→ WORK REQUIRED
Print the listing in its entirety and exactly, leaving out images.

-- start of RECORD EXTRACTS --

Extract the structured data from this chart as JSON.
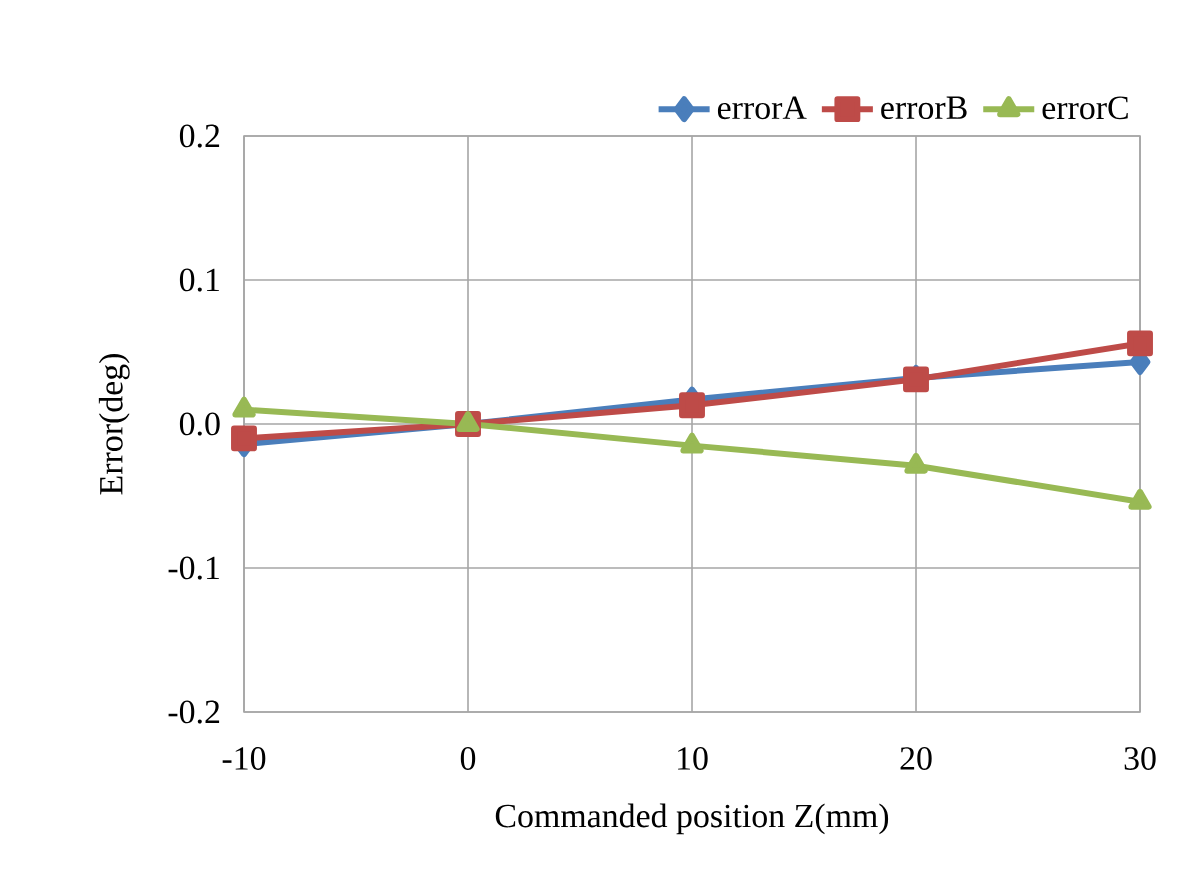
{
  "chart_data": {
    "type": "line",
    "xlabel": "Commanded position Z(mm)",
    "ylabel": "Error(deg)",
    "x": [
      -10,
      0,
      10,
      20,
      30
    ],
    "series": [
      {
        "name": "errorA",
        "color": "#4a7ebb",
        "marker": "diamond",
        "values": [
          -0.014,
          0,
          0.017,
          0.032,
          0.043
        ]
      },
      {
        "name": "errorB",
        "color": "#be4b48",
        "marker": "square",
        "values": [
          -0.01,
          0,
          0.013,
          0.031,
          0.056
        ]
      },
      {
        "name": "errorC",
        "color": "#98b954",
        "marker": "triangle",
        "values": [
          0.01,
          0,
          -0.015,
          -0.029,
          -0.054
        ]
      }
    ],
    "xlim": [
      -10,
      30
    ],
    "xticks": [
      -10,
      0,
      10,
      20,
      30
    ],
    "ylim": [
      -0.2,
      0.2
    ],
    "yticks": [
      {
        "value": -0.2,
        "label": "-0.2"
      },
      {
        "value": -0.1,
        "label": "-0.1"
      },
      {
        "value": 0,
        "label": "0.0"
      },
      {
        "value": 0.1,
        "label": "0.1"
      },
      {
        "value": 0.2,
        "label": "0.2"
      }
    ],
    "grid": true,
    "legend": "top right",
    "line_style": "solid"
  }
}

-- end of RECORD EXTRACTS --

→ RIGHT ANSWER
Extract the structured data from this chart as JSON.
{
  "chart_data": {
    "type": "line",
    "xlabel": "Commanded position Z(mm)",
    "ylabel": "Error(deg)",
    "x": [
      -10,
      0,
      10,
      20,
      30
    ],
    "series": [
      {
        "name": "errorA",
        "color": "#4a7ebb",
        "marker": "diamond",
        "values": [
          -0.014,
          0,
          0.017,
          0.032,
          0.043
        ]
      },
      {
        "name": "errorB",
        "color": "#be4b48",
        "marker": "square",
        "values": [
          -0.01,
          0,
          0.013,
          0.031,
          0.056
        ]
      },
      {
        "name": "errorC",
        "color": "#98b954",
        "marker": "triangle",
        "values": [
          0.01,
          0,
          -0.015,
          -0.029,
          -0.054
        ]
      }
    ],
    "xlim": [
      -10,
      30
    ],
    "xticks": [
      -10,
      0,
      10,
      20,
      30
    ],
    "ylim": [
      -0.2,
      0.2
    ],
    "yticks": [
      {
        "value": -0.2,
        "label": "-0.2"
      },
      {
        "value": -0.1,
        "label": "-0.1"
      },
      {
        "value": 0,
        "label": "0.0"
      },
      {
        "value": 0.1,
        "label": "0.1"
      },
      {
        "value": 0.2,
        "label": "0.2"
      }
    ],
    "grid": true,
    "legend": "top right",
    "line_style": "solid"
  }
}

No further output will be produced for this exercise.